== Task directions ==
Each line that holds the word "uptime" should be returned.

***** Records for processing

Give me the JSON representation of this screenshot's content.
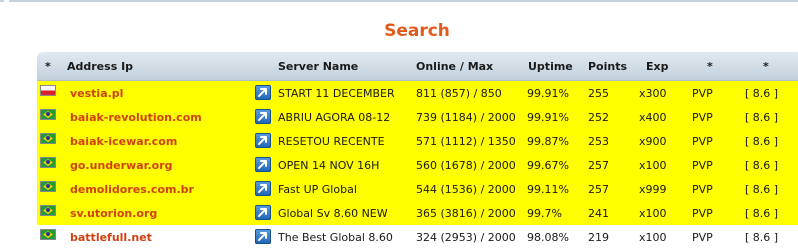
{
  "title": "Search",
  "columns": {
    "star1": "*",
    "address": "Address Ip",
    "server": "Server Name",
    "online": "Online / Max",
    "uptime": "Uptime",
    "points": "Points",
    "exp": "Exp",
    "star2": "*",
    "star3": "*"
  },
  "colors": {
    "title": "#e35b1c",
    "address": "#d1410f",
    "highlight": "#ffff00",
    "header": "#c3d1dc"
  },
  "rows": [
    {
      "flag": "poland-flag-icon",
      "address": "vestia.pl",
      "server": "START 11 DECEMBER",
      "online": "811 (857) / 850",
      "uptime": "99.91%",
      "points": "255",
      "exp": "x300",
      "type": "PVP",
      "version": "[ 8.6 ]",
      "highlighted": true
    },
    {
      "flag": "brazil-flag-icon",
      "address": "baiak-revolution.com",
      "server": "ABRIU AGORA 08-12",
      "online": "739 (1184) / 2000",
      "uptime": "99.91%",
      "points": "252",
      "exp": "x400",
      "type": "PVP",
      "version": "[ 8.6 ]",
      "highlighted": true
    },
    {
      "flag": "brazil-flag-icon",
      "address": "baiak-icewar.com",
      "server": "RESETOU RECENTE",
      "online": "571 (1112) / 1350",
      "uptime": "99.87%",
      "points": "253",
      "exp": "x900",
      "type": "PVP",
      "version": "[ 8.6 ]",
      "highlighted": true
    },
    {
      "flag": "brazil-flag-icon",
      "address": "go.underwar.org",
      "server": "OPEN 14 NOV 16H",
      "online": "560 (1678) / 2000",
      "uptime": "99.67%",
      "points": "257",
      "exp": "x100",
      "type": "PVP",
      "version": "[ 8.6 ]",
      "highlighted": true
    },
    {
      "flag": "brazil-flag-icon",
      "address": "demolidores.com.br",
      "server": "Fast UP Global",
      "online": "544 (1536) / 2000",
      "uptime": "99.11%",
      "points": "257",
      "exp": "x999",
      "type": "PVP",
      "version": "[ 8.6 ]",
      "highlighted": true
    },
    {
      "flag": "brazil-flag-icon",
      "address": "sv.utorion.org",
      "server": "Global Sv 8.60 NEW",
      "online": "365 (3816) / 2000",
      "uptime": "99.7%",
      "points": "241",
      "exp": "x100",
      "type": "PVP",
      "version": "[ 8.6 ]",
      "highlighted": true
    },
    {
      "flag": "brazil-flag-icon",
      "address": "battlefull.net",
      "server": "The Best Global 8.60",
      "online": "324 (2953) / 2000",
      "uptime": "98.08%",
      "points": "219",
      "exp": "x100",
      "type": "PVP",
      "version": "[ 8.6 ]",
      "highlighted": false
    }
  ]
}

**********

== Finished exercise ==
    "uptime": "Uptime",
      "uptime": "99.91%",
      "uptime": "99.91%",
      "uptime": "99.87%",
      "uptime": "99.67%",
      "uptime": "99.11%",
      "uptime": "99.7%",
      "uptime": "98.08%",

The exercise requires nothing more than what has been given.